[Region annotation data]
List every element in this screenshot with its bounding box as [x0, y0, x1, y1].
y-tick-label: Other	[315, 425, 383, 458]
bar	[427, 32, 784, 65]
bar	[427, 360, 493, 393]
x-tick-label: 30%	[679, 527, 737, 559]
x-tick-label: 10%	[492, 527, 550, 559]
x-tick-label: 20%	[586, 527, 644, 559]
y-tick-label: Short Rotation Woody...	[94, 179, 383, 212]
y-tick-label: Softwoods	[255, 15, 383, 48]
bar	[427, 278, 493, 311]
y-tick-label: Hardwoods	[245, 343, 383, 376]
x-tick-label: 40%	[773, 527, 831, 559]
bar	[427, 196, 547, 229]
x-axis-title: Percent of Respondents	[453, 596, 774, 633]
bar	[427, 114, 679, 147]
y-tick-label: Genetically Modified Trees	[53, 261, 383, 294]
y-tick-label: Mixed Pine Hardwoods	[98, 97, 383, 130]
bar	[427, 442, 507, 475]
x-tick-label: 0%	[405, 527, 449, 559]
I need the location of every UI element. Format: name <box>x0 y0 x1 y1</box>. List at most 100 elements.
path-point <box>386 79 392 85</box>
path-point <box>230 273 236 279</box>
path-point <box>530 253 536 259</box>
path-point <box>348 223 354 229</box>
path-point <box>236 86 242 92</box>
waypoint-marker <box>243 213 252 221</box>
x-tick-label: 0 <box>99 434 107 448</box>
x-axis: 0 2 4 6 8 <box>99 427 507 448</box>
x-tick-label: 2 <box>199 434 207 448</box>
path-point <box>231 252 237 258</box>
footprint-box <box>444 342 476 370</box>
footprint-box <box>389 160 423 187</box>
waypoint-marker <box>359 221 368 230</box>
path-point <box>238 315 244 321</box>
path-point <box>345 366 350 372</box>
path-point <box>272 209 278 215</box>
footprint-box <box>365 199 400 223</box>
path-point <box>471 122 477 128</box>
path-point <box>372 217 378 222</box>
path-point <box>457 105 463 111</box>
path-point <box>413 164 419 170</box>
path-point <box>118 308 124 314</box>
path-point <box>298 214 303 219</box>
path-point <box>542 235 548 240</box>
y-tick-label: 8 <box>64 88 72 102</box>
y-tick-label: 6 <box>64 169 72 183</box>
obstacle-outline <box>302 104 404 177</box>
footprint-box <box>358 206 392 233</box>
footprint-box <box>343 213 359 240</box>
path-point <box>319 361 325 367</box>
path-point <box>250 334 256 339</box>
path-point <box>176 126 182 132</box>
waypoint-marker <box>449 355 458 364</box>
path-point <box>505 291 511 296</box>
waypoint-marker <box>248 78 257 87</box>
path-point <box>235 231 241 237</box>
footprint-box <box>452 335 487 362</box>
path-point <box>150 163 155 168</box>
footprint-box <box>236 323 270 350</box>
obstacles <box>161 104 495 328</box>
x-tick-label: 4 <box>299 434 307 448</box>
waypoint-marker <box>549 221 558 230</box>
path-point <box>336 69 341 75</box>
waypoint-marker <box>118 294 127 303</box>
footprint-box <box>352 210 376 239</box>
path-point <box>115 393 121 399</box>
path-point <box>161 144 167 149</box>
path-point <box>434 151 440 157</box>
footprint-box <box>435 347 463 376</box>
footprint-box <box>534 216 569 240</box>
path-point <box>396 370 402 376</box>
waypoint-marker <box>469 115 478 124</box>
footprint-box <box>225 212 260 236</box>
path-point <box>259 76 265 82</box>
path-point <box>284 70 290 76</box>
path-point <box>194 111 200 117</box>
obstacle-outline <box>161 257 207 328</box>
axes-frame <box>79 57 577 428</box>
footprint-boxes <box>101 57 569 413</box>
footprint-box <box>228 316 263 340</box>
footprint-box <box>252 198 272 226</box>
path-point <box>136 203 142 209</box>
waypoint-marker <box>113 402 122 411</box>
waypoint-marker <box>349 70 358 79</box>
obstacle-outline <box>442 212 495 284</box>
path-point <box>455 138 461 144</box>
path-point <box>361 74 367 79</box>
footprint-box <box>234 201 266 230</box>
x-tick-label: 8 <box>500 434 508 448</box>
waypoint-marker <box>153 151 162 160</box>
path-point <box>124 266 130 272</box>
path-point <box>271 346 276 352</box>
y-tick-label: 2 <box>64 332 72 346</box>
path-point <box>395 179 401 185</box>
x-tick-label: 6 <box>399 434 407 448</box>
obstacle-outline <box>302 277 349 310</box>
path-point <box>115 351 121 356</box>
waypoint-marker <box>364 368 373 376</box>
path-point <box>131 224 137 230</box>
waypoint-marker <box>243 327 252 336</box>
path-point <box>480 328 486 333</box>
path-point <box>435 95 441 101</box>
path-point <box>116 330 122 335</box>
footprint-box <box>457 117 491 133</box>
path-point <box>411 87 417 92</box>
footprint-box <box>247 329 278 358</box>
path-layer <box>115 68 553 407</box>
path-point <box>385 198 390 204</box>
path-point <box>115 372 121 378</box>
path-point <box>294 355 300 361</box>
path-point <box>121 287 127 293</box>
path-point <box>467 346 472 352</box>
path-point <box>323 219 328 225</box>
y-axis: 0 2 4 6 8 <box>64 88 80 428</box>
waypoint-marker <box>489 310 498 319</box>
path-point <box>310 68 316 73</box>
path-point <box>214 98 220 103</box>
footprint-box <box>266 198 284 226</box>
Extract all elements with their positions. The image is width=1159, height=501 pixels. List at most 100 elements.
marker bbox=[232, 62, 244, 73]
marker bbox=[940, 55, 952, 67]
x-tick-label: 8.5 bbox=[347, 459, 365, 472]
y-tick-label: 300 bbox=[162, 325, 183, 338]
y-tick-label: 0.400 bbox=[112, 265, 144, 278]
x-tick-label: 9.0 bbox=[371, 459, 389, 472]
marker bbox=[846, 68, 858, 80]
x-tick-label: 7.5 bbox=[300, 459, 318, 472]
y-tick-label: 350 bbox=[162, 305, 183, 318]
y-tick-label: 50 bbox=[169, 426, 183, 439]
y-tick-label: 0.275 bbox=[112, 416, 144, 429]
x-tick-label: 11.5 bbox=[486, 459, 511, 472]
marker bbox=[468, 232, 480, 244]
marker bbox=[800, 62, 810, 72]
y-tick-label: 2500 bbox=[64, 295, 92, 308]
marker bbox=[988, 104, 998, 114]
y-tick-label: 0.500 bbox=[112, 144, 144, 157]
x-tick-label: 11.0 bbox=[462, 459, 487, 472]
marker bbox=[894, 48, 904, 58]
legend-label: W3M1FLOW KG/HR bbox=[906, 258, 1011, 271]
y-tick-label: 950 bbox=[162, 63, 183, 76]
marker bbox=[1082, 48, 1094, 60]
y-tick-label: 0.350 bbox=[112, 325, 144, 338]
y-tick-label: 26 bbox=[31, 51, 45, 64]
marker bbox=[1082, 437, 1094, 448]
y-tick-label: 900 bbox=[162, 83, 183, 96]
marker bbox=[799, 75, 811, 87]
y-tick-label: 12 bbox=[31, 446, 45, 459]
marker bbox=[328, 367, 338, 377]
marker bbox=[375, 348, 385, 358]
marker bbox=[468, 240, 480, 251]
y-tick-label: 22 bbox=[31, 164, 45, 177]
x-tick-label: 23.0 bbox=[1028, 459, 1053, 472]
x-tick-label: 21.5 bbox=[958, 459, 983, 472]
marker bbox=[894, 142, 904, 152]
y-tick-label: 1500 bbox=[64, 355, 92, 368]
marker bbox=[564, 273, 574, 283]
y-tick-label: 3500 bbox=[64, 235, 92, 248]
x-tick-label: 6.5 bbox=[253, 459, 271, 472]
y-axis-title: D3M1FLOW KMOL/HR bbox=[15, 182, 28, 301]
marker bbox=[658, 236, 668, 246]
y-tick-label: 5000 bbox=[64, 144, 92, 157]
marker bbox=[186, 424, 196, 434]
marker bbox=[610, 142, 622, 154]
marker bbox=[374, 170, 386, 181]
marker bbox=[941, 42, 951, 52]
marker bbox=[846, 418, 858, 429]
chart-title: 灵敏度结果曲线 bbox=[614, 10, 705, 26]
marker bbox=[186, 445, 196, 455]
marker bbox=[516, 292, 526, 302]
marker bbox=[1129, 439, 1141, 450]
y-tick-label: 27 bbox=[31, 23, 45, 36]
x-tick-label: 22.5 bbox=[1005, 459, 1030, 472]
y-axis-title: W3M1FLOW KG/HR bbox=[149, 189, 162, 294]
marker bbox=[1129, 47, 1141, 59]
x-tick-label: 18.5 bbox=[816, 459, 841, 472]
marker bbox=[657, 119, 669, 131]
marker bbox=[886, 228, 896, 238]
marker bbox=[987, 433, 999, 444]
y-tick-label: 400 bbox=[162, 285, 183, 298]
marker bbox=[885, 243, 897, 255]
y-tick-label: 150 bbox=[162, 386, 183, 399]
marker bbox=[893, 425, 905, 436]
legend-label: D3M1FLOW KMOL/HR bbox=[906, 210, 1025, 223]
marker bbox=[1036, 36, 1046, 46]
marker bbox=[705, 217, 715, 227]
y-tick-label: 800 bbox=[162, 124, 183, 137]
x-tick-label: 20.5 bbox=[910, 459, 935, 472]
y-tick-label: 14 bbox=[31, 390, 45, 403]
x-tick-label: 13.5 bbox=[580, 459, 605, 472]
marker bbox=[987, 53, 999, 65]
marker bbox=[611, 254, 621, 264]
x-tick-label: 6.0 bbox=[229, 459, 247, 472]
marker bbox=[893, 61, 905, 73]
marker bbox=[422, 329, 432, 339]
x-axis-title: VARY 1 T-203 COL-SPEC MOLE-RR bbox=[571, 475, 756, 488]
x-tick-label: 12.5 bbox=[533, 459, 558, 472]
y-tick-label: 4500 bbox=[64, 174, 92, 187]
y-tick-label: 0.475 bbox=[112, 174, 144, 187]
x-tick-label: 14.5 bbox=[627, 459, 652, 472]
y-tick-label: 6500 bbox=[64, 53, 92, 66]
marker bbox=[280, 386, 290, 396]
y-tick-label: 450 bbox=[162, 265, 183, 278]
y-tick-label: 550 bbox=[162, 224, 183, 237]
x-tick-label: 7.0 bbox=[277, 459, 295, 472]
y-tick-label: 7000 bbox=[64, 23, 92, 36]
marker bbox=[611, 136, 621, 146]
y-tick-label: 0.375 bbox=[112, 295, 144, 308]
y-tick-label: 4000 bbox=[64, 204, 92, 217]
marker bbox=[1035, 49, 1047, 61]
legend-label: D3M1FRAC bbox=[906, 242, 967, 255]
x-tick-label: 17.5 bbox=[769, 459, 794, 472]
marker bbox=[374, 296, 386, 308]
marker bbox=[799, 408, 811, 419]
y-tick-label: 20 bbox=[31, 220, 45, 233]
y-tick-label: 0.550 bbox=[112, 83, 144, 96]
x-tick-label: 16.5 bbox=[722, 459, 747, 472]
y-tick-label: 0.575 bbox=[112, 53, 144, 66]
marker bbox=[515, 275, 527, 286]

* Your goal *
Can you rewrite the data, starting at the very beginning and ending at the line that contains "527, 644, 559]", with "Other" changed to "Miscellaneous" and nothing else altered?

* Exercise answer *
List every element in this screenshot with its bounding box as [x0, y0, x1, y1].
y-tick-label: Miscellaneous	[315, 425, 383, 458]
bar	[427, 32, 784, 65]
bar	[427, 360, 493, 393]
x-tick-label: 30%	[679, 527, 737, 559]
x-tick-label: 10%	[492, 527, 550, 559]
x-tick-label: 20%	[586, 527, 644, 559]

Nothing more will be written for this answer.